Input records
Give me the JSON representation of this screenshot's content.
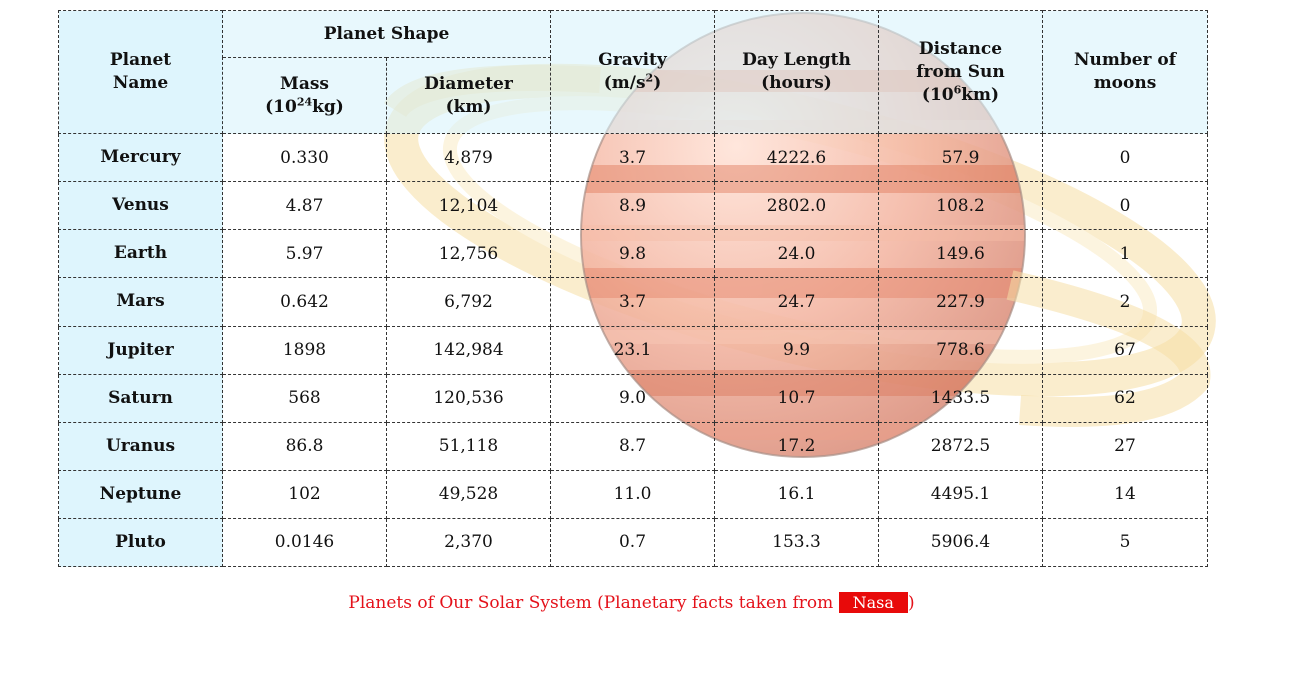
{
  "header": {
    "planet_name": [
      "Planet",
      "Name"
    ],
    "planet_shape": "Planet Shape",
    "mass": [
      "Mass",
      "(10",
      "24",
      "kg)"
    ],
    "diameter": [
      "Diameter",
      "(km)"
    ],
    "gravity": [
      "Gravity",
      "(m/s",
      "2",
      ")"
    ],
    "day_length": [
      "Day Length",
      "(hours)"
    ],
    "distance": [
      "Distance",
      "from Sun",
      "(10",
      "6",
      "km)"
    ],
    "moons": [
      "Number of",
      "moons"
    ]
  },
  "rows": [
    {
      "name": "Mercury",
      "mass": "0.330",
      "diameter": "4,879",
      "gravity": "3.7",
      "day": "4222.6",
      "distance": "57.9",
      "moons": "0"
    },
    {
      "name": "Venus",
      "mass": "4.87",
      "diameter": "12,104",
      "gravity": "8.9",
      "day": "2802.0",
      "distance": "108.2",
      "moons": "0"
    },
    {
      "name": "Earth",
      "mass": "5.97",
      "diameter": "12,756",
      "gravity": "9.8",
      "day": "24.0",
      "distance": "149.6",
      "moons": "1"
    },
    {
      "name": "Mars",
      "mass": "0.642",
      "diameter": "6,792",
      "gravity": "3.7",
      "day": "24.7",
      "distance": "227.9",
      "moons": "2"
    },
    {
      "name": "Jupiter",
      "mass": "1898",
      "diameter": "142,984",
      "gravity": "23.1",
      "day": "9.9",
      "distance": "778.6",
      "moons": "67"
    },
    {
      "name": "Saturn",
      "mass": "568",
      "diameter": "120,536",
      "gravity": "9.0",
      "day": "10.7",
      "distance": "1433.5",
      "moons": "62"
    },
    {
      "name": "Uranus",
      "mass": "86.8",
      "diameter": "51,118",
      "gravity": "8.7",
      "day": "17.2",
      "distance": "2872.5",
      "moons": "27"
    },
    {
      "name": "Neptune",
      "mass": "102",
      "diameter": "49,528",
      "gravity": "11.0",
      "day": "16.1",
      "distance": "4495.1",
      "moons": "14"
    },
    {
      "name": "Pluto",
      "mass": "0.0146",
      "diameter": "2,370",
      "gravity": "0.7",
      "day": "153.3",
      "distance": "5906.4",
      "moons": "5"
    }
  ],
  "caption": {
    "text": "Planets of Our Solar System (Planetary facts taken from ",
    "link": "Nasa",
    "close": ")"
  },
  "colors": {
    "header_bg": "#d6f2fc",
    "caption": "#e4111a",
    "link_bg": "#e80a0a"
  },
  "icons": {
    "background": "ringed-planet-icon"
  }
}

Goal
Leaving all pictures aside, quote each record exactly.

Solution to this task
Give me the JSON representation of this screenshot's content.
{
  "header": {
    "planet_name": [
      "Planet",
      "Name"
    ],
    "planet_shape": "Planet Shape",
    "mass": [
      "Mass",
      "(10",
      "24",
      "kg)"
    ],
    "diameter": [
      "Diameter",
      "(km)"
    ],
    "gravity": [
      "Gravity",
      "(m/s",
      "2",
      ")"
    ],
    "day_length": [
      "Day Length",
      "(hours)"
    ],
    "distance": [
      "Distance",
      "from Sun",
      "(10",
      "6",
      "km)"
    ],
    "moons": [
      "Number of",
      "moons"
    ]
  },
  "rows": [
    {
      "name": "Mercury",
      "mass": "0.330",
      "diameter": "4,879",
      "gravity": "3.7",
      "day": "4222.6",
      "distance": "57.9",
      "moons": "0"
    },
    {
      "name": "Venus",
      "mass": "4.87",
      "diameter": "12,104",
      "gravity": "8.9",
      "day": "2802.0",
      "distance": "108.2",
      "moons": "0"
    },
    {
      "name": "Earth",
      "mass": "5.97",
      "diameter": "12,756",
      "gravity": "9.8",
      "day": "24.0",
      "distance": "149.6",
      "moons": "1"
    },
    {
      "name": "Mars",
      "mass": "0.642",
      "diameter": "6,792",
      "gravity": "3.7",
      "day": "24.7",
      "distance": "227.9",
      "moons": "2"
    },
    {
      "name": "Jupiter",
      "mass": "1898",
      "diameter": "142,984",
      "gravity": "23.1",
      "day": "9.9",
      "distance": "778.6",
      "moons": "67"
    },
    {
      "name": "Saturn",
      "mass": "568",
      "diameter": "120,536",
      "gravity": "9.0",
      "day": "10.7",
      "distance": "1433.5",
      "moons": "62"
    },
    {
      "name": "Uranus",
      "mass": "86.8",
      "diameter": "51,118",
      "gravity": "8.7",
      "day": "17.2",
      "distance": "2872.5",
      "moons": "27"
    },
    {
      "name": "Neptune",
      "mass": "102",
      "diameter": "49,528",
      "gravity": "11.0",
      "day": "16.1",
      "distance": "4495.1",
      "moons": "14"
    },
    {
      "name": "Pluto",
      "mass": "0.0146",
      "diameter": "2,370",
      "gravity": "0.7",
      "day": "153.3",
      "distance": "5906.4",
      "moons": "5"
    }
  ],
  "caption": {
    "text": "Planets of Our Solar System (Planetary facts taken from ",
    "link": "Nasa",
    "close": ")"
  },
  "colors": {
    "header_bg": "#d6f2fc",
    "caption": "#e4111a",
    "link_bg": "#e80a0a"
  },
  "icons": {
    "background": "ringed-planet-icon"
  }
}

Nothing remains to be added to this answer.